* _AIM_: Look for "Download" in each line of the entries, and return the matching lines.

* _EXTRACTED ENTRIES_:
>> BEGIN

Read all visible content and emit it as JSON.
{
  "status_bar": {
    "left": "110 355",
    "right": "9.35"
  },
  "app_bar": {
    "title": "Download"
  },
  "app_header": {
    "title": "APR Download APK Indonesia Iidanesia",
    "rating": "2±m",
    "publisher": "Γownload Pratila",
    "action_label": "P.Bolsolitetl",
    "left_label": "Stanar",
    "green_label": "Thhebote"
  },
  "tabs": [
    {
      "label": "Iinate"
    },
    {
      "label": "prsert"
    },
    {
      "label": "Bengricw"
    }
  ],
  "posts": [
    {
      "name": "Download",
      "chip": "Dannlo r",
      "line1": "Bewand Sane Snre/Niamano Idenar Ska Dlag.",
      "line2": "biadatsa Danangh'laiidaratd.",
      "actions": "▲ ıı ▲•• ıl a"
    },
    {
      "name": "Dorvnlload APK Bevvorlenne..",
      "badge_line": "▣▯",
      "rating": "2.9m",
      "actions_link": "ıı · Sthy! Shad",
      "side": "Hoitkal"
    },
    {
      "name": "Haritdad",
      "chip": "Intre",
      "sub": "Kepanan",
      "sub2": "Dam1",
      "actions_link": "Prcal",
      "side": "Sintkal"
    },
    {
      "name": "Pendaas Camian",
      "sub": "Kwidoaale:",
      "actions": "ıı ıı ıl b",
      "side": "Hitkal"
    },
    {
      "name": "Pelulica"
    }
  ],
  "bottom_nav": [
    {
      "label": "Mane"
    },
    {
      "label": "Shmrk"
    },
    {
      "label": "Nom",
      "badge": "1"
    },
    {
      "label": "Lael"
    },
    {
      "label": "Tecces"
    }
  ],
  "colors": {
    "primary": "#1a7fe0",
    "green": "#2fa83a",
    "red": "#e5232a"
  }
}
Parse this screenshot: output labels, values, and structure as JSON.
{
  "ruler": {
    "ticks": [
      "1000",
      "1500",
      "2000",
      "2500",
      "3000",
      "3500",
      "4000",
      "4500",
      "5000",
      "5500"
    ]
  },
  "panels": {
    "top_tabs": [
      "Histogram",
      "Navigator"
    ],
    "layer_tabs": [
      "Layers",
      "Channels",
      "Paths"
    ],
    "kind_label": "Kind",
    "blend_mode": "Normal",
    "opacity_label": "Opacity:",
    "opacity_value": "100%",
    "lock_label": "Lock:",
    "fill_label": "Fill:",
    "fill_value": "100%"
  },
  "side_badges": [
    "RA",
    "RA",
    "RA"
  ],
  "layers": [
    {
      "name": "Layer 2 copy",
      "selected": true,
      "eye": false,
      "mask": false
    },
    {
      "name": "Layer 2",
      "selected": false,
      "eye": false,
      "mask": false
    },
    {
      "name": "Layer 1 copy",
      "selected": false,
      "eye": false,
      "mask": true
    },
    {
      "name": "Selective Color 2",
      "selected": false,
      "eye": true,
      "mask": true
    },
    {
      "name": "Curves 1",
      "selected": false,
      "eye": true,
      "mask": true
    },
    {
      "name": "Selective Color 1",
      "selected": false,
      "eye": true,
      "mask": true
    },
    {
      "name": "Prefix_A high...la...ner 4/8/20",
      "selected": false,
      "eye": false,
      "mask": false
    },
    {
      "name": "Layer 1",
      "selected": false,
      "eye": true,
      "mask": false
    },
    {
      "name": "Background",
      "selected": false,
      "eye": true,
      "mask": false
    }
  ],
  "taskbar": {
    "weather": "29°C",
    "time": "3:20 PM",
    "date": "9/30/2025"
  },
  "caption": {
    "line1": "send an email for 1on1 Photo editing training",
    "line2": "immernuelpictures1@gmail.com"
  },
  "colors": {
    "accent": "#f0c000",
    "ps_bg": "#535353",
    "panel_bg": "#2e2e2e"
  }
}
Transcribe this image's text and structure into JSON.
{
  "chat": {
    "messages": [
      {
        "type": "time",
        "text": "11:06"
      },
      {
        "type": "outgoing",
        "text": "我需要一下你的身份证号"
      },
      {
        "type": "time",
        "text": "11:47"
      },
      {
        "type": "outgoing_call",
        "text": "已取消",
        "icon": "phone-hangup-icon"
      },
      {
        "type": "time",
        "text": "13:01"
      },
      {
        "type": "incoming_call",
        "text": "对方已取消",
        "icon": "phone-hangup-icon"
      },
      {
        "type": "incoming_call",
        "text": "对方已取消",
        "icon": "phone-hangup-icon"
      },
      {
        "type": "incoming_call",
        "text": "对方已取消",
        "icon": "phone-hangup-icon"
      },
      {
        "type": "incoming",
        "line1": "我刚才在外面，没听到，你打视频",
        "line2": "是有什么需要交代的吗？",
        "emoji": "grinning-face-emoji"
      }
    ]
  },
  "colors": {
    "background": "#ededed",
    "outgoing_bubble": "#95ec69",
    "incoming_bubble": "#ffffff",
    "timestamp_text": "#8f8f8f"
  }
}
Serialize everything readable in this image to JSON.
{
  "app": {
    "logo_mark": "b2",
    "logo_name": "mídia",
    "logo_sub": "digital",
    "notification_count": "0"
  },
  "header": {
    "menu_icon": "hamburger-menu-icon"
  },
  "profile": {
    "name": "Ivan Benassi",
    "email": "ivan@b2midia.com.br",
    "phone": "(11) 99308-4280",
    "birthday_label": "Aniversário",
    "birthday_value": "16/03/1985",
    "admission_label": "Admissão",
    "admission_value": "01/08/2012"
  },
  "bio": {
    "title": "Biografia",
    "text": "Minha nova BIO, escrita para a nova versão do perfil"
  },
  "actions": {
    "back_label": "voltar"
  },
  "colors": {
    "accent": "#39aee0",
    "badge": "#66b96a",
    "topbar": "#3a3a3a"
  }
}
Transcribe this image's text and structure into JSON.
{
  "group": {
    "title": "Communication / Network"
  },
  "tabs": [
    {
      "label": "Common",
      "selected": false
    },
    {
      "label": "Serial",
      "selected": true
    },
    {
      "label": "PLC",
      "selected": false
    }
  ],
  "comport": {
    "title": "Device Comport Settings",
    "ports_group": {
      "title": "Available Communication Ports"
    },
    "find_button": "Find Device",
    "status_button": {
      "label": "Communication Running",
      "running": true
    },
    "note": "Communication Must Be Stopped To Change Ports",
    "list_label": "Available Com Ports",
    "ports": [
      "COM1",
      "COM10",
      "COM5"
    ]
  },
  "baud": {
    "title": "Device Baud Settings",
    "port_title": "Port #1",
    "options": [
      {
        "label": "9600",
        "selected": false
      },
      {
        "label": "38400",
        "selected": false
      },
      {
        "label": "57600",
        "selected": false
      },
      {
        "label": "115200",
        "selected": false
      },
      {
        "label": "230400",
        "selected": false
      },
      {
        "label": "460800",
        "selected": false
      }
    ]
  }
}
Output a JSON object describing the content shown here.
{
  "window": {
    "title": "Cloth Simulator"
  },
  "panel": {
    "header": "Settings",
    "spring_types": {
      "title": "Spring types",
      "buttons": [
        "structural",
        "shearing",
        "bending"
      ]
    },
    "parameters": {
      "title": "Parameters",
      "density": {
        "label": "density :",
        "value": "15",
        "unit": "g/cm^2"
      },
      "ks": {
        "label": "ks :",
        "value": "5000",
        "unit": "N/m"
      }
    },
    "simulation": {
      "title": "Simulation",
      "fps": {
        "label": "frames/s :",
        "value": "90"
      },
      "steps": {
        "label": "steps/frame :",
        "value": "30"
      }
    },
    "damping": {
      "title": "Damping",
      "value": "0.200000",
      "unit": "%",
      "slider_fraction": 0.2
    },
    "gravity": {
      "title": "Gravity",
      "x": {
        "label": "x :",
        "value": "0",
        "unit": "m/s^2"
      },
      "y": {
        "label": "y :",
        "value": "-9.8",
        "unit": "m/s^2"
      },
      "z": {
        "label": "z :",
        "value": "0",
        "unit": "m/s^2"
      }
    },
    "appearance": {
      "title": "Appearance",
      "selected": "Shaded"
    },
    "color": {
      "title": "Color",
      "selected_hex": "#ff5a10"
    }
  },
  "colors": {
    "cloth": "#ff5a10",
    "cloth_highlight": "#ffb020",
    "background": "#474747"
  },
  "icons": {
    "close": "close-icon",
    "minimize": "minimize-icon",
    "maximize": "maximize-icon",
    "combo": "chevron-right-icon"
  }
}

>> END

* _FINISHED EXERCISE_:
    "title": "Download"
    "title": "APR Download APK Indonesia Iidanesia",
      "name": "Download",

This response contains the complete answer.